» **Objective**: Make an exact copy of all the records.

» **Material**:

======

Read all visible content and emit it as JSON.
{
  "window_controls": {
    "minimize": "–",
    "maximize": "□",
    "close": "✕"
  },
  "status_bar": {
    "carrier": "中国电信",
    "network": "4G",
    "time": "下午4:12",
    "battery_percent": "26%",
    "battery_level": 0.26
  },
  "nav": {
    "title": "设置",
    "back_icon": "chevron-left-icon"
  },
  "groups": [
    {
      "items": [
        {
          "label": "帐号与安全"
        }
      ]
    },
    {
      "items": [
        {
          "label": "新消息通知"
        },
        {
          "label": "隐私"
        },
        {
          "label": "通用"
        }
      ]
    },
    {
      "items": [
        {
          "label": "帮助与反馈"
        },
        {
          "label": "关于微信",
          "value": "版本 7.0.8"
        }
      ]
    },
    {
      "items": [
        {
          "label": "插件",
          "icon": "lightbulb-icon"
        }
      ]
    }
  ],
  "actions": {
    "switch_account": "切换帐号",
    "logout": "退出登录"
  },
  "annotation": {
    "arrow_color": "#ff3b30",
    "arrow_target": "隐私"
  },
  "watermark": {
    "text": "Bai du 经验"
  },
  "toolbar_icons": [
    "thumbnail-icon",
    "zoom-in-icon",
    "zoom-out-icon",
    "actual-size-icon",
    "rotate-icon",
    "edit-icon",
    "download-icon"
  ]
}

======

» **Problem solution**:
Read all visible content and emit it as JSON.
{
  "window_controls": {
    "minimize": "–",
    "maximize": "□",
    "close": "✕"
  },
  "status_bar": {
    "carrier": "中国电信",
    "network": "4G",
    "time": "下午4:12",
    "battery_percent": "26%",
    "battery_level": 0.26
  },
  "nav": {
    "title": "设置",
    "back_icon": "chevron-left-icon"
  },
  "groups": [
    {
      "items": [
        {
          "label": "帐号与安全"
        }
      ]
    },
    {
      "items": [
        {
          "label": "新消息通知"
        },
        {
          "label": "隐私"
        },
        {
          "label": "通用"
        }
      ]
    },
    {
      "items": [
        {
          "label": "帮助与反馈"
        },
        {
          "label": "关于微信",
          "value": "版本 7.0.8"
        }
      ]
    },
    {
      "items": [
        {
          "label": "插件",
          "icon": "lightbulb-icon"
        }
      ]
    }
  ],
  "actions": {
    "switch_account": "切换帐号",
    "logout": "退出登录"
  },
  "annotation": {
    "arrow_color": "#ff3b30",
    "arrow_target": "隐私"
  },
  "watermark": {
    "text": "Bai du 经验"
  },
  "toolbar_icons": [
    "thumbnail-icon",
    "zoom-in-icon",
    "zoom-out-icon",
    "actual-size-icon",
    "rotate-icon",
    "edit-icon",
    "download-icon"
  ]
}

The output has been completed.